STATED PROBLEM>
Find the string "have" in the data, then copy every line where it is found.
-- start of THE DATA --
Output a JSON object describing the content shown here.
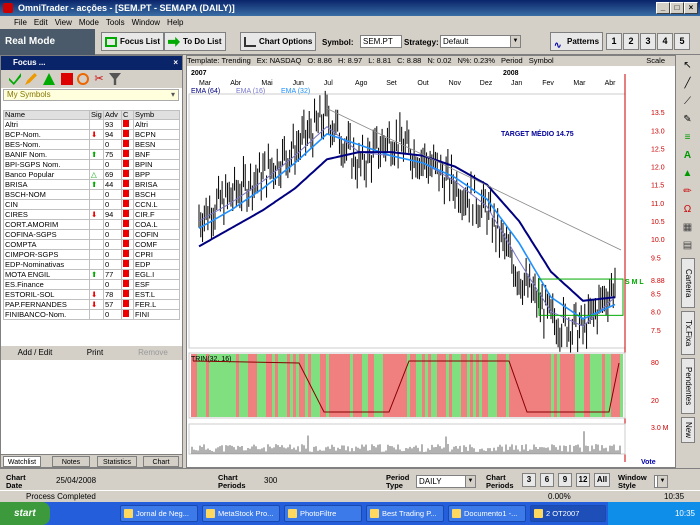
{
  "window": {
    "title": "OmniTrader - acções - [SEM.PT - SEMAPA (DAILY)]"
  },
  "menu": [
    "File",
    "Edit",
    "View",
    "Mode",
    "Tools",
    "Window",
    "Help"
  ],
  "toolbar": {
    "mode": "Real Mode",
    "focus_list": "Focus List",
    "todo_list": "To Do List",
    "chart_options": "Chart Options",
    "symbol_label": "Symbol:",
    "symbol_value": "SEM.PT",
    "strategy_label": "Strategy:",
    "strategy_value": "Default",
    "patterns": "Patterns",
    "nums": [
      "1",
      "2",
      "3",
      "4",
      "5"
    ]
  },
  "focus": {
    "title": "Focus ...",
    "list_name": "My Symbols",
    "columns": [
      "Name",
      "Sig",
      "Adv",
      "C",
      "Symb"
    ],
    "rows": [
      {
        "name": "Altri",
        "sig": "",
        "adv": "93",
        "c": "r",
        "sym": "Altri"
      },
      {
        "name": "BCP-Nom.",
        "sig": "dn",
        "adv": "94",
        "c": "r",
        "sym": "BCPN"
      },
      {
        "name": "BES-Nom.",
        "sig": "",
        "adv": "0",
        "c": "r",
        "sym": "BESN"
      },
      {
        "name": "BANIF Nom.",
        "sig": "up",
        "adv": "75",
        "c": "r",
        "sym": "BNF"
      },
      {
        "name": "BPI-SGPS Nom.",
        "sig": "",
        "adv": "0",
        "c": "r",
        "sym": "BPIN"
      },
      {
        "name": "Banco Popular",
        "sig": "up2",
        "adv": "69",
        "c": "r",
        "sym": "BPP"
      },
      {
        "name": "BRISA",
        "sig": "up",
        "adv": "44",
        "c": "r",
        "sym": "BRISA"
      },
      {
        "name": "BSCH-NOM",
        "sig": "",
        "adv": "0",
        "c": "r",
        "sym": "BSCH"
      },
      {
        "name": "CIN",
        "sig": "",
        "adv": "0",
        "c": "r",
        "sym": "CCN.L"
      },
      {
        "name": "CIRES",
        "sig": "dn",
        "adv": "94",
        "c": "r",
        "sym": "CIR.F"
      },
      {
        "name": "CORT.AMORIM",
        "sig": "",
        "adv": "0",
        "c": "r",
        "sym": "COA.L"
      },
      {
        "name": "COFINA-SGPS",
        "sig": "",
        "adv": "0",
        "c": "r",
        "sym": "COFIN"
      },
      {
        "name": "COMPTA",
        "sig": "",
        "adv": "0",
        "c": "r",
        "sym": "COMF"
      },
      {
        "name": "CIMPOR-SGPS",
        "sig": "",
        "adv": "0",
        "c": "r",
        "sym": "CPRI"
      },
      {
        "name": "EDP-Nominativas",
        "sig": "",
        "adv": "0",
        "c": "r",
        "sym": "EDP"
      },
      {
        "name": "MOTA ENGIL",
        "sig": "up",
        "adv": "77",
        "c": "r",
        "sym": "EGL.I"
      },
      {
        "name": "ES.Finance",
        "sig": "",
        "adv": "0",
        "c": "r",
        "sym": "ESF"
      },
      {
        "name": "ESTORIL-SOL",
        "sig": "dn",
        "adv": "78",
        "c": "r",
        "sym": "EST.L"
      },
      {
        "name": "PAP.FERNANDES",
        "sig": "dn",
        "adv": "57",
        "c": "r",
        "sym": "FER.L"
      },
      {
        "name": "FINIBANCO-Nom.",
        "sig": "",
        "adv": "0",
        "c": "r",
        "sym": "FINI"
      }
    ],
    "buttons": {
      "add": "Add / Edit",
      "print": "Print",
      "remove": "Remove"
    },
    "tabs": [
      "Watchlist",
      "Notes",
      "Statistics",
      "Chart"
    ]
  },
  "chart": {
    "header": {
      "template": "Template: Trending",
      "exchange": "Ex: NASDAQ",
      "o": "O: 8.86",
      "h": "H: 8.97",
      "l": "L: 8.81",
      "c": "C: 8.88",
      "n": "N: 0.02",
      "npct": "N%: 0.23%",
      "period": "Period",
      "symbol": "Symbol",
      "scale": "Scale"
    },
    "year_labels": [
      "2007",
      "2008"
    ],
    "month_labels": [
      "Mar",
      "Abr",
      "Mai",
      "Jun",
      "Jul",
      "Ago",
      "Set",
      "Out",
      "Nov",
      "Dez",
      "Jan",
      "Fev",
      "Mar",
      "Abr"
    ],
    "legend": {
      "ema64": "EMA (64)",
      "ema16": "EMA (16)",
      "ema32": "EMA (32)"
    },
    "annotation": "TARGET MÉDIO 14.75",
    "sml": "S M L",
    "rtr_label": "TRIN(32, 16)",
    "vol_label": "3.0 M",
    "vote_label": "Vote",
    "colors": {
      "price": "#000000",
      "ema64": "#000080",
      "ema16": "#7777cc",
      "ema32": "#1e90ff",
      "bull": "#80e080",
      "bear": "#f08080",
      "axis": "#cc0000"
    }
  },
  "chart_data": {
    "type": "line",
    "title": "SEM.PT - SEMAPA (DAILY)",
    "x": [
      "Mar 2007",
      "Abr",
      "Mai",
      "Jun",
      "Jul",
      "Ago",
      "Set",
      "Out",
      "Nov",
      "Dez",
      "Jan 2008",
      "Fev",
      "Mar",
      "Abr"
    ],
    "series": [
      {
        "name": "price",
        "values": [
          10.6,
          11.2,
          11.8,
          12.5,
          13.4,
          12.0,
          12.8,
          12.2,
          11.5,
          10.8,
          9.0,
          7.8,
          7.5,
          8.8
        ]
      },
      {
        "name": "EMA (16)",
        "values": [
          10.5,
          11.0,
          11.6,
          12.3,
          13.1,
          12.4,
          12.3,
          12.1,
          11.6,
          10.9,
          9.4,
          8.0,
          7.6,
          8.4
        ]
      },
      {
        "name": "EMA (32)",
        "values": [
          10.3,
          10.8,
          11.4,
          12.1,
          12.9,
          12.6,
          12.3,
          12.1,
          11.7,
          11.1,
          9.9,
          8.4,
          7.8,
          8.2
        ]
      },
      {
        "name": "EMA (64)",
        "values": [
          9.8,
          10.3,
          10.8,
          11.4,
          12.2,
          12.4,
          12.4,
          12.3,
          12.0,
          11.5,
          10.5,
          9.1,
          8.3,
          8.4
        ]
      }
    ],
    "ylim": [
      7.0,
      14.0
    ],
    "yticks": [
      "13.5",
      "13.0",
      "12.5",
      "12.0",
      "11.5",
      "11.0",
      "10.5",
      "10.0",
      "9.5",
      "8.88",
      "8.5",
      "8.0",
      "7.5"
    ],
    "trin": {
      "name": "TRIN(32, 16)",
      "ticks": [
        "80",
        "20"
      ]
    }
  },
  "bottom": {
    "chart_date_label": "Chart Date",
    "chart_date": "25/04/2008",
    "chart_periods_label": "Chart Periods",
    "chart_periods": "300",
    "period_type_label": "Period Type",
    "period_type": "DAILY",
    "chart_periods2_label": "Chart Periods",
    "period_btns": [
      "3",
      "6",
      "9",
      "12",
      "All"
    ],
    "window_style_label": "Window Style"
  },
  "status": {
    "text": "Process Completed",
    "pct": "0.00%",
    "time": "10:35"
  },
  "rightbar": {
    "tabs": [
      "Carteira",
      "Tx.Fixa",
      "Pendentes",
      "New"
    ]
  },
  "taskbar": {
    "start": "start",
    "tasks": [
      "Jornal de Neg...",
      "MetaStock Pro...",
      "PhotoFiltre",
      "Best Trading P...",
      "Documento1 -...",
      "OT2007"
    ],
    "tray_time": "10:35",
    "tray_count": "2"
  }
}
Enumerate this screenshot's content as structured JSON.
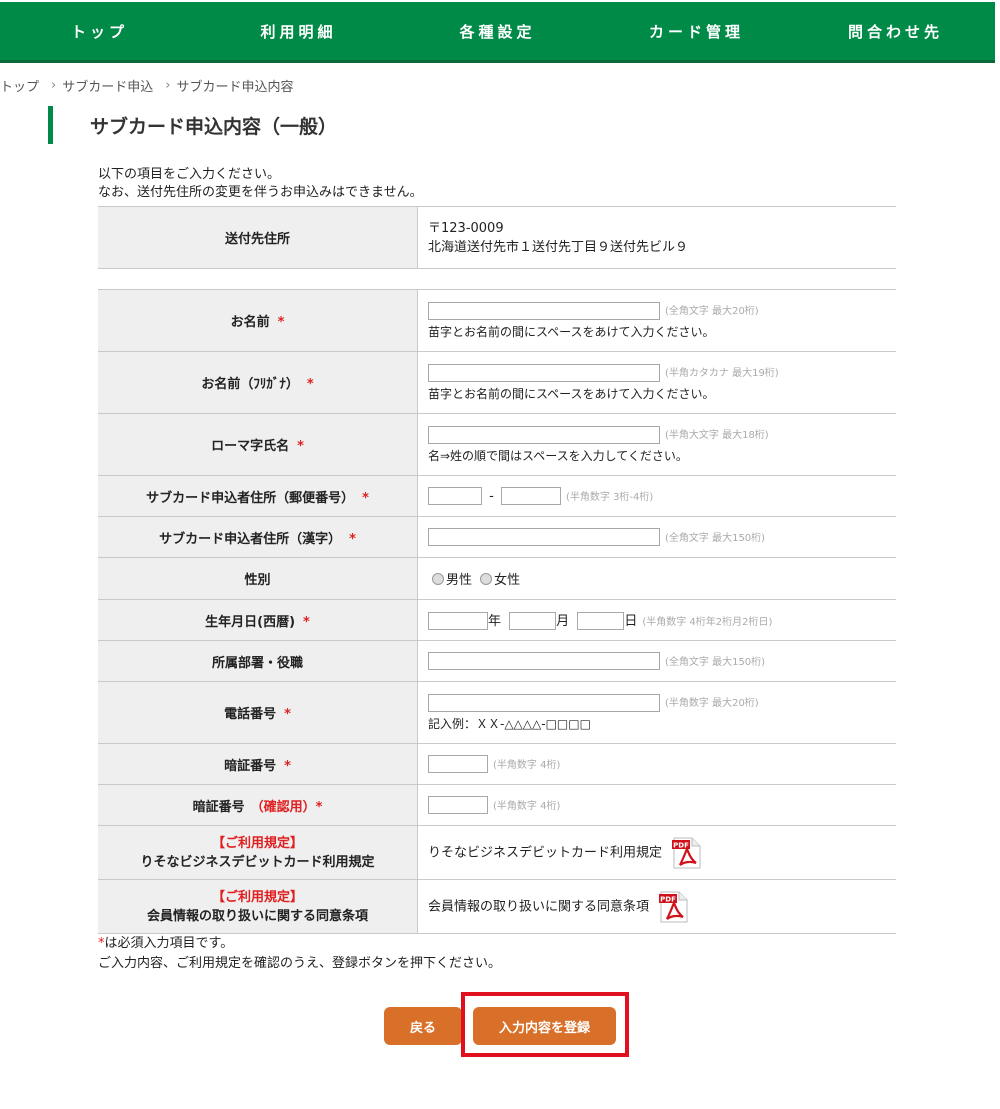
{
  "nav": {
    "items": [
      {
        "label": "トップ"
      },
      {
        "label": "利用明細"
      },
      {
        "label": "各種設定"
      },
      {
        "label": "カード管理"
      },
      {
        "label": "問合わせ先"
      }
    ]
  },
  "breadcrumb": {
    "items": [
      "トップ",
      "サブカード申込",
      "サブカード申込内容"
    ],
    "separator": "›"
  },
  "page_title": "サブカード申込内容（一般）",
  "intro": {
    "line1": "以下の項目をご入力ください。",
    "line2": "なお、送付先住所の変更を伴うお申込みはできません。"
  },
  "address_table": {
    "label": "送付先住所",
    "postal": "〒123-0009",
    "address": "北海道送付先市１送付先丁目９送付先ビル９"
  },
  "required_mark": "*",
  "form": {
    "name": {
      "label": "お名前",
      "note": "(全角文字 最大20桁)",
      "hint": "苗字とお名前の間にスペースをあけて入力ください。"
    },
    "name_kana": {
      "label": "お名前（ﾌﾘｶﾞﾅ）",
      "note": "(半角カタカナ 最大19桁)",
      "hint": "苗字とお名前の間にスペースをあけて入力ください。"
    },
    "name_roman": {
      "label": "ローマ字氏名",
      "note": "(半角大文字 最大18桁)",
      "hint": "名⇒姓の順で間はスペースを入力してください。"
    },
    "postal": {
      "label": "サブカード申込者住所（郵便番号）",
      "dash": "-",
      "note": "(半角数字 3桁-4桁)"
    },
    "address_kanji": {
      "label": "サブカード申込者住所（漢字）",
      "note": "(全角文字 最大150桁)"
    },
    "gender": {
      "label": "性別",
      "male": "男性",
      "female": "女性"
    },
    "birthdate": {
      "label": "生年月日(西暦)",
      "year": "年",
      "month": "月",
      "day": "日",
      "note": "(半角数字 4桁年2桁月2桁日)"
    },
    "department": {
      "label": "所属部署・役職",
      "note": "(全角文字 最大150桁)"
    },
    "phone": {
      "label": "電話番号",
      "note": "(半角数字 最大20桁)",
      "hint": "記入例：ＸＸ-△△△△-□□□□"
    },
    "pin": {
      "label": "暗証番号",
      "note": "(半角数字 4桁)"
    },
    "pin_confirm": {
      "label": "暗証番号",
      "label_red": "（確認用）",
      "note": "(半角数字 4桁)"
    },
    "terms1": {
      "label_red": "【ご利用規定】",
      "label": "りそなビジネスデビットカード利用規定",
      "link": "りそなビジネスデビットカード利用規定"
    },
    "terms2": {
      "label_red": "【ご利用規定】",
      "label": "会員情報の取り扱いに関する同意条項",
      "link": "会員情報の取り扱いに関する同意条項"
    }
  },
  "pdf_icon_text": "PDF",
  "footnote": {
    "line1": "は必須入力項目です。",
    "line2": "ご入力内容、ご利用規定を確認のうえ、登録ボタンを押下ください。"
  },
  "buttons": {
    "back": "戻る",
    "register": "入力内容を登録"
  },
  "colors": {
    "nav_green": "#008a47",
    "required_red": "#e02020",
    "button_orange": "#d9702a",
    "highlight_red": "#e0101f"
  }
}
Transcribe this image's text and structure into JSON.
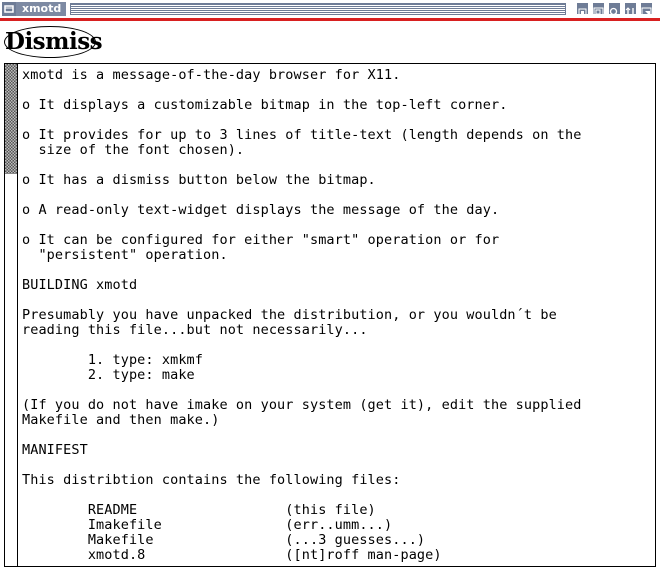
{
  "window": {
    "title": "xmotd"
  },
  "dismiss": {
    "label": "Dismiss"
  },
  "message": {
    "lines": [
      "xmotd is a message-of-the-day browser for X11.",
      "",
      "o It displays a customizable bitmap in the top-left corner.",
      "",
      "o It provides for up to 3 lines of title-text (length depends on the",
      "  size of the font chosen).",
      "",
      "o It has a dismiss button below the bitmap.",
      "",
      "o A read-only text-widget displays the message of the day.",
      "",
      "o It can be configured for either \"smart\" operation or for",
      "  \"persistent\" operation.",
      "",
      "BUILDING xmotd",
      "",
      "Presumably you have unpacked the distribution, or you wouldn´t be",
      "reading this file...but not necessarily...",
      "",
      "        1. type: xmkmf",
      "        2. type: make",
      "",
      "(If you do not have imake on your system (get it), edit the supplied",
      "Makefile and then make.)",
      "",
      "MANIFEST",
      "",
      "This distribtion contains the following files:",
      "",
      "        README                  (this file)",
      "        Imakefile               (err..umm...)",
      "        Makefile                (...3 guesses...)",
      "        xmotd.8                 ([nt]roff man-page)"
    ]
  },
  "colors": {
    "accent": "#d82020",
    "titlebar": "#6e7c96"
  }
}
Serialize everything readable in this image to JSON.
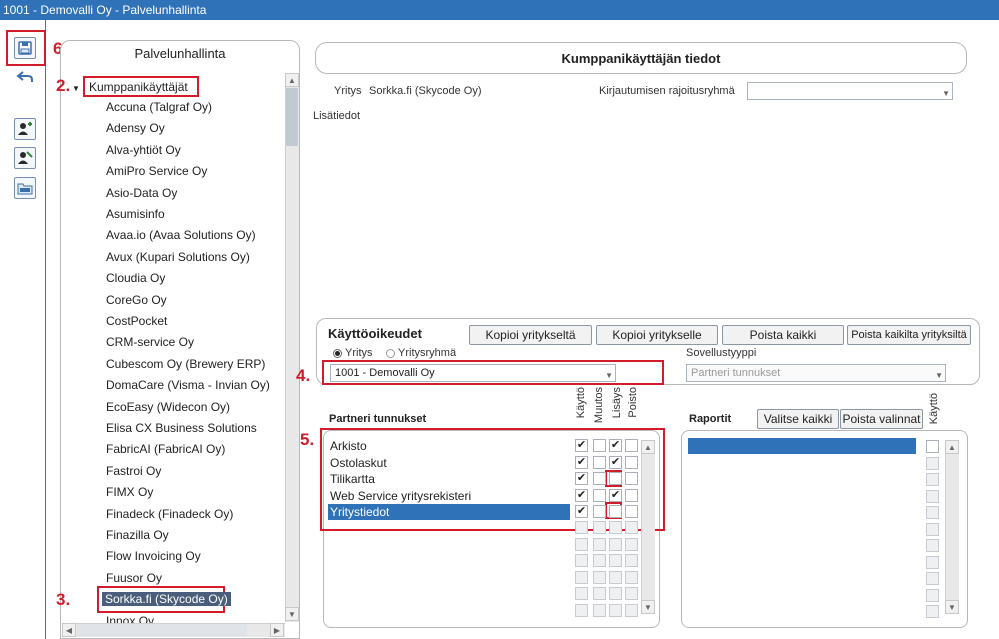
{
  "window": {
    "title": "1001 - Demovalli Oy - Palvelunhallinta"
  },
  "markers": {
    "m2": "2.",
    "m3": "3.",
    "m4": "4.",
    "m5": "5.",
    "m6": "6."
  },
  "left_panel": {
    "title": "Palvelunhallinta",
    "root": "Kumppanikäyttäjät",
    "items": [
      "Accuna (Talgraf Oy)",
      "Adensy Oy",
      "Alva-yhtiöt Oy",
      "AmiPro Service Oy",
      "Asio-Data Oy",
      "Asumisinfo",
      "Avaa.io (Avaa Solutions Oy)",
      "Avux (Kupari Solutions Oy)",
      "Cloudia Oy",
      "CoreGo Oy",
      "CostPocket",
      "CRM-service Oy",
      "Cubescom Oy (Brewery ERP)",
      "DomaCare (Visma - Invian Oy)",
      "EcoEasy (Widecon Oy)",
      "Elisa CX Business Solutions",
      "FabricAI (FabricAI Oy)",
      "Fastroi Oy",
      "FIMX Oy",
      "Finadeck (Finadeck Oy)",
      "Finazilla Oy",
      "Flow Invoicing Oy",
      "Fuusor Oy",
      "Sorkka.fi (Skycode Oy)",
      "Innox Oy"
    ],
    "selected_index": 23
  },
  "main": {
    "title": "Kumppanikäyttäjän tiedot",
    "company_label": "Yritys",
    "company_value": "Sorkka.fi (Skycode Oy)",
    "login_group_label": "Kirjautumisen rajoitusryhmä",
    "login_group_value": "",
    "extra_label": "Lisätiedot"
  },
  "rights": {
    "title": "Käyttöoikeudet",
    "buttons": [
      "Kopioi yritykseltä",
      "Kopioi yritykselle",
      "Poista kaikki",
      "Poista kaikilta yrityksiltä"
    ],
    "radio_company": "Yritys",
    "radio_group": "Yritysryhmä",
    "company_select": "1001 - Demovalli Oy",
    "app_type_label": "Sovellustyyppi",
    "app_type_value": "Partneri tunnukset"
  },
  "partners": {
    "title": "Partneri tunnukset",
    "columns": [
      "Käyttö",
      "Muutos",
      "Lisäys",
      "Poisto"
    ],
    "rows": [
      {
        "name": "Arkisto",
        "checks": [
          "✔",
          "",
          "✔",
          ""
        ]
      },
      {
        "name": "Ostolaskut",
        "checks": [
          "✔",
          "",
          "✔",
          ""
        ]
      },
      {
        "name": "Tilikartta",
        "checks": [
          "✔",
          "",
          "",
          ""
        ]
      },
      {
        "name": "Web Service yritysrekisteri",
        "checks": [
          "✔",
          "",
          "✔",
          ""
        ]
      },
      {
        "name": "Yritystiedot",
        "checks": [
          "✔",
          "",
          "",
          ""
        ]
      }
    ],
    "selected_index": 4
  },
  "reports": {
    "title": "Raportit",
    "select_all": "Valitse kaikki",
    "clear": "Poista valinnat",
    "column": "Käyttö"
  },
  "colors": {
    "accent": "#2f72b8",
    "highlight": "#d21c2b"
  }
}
-- end of THE DATA --
RESULT>
      "Presumably you have unpacked the distribution, or you wouldn´t be",
      "(If you do not have imake on your system (get it), edit the supplied",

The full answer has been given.